* [STUDY QUESTIONS]
1) Reproduce word for word the stretch of the abciximab study excerpt from "Design: Retrospective review" through "and March 2000.".
2) In the abciximab study excerpt, how many patients had documented severe pulmonary hemorrhage?

--- TEXT EXCERPT ---

Study objective: The use of abciximab, a chimeric monoclonal antibody Fab fragment specific for platelet glycoprotein IIb/IIIa receptors, is associated with improved outcome after angioplasty and stent placement. Major complications include bleeding, but pulmonary hemorrhage has been reported rarely. This study was done to identify patients with pulmonary hemorrhage following abciximab infusion and to define, if possible, any specific risk factors.

Design: Retrospective review of institutional coronary angiography and bronchoscopy databases to identify patients who received abciximab and developed pulmonary hemorrhage.

Setting: Tertiary-care teaching hospital.

Patients: All patients who underwent coronary angiography and received abciximab between June 1995 and March 2000.

Intervention: None.

Measurements and results: Seven of 2,553 patients (0.27%) had documented severe pulmonary hemorrhage associated with chest radiographic abnormalities, impaired oxygenation, and the need for blood product transfusions. The initial symptom was hemoptysis in four of the seven patients. There were two early deaths and one late death. No cases of pulmonary hemorrhage were identified in 5,412 patients who underwent coronary procedures without abciximab infusion. No other risk factors predicting hemorrhage were identified.

--- SUPPLIED RECORDS ---

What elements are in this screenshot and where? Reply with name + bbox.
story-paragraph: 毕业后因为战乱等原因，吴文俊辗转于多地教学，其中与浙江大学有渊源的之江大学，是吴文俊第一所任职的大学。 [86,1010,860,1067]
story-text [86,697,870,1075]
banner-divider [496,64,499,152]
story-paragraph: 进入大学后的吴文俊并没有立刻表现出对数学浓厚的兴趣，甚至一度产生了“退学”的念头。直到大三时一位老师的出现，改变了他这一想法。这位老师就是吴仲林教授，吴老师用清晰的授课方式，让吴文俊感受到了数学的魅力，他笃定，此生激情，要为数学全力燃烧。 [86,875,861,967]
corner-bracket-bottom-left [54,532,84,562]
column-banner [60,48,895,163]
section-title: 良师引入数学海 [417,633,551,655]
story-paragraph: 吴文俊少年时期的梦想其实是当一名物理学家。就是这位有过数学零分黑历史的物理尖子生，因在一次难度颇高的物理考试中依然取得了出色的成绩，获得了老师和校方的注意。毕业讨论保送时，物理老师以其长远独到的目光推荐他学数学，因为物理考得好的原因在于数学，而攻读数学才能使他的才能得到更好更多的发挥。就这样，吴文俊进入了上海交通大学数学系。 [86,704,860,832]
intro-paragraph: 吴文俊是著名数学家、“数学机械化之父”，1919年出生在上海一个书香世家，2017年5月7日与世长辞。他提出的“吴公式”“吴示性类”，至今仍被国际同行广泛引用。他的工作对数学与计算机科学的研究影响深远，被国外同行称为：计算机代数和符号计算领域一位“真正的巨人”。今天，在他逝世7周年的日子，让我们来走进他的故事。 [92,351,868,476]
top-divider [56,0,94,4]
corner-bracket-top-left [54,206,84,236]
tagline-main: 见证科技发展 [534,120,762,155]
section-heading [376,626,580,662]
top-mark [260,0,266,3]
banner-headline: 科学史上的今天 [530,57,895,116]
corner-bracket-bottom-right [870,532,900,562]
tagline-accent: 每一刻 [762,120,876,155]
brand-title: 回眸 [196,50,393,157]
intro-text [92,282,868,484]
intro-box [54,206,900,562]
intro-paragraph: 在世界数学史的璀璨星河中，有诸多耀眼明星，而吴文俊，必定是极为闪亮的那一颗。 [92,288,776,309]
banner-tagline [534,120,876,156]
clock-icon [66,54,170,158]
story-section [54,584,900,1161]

---

* [EXERCISE SOLUTIONS]
1)
Design: Retrospective review of institutional coronary angiography and bronchoscopy databases to identify patients who received abciximab and developed pulmonary hemorrhage.

Setting: Tertiary-care teaching hospital.

Patients: All patients who underwent coronary angiography and received abciximab between June 1995 and March 2000.

2) Seven of 2,553 patients (0.27%).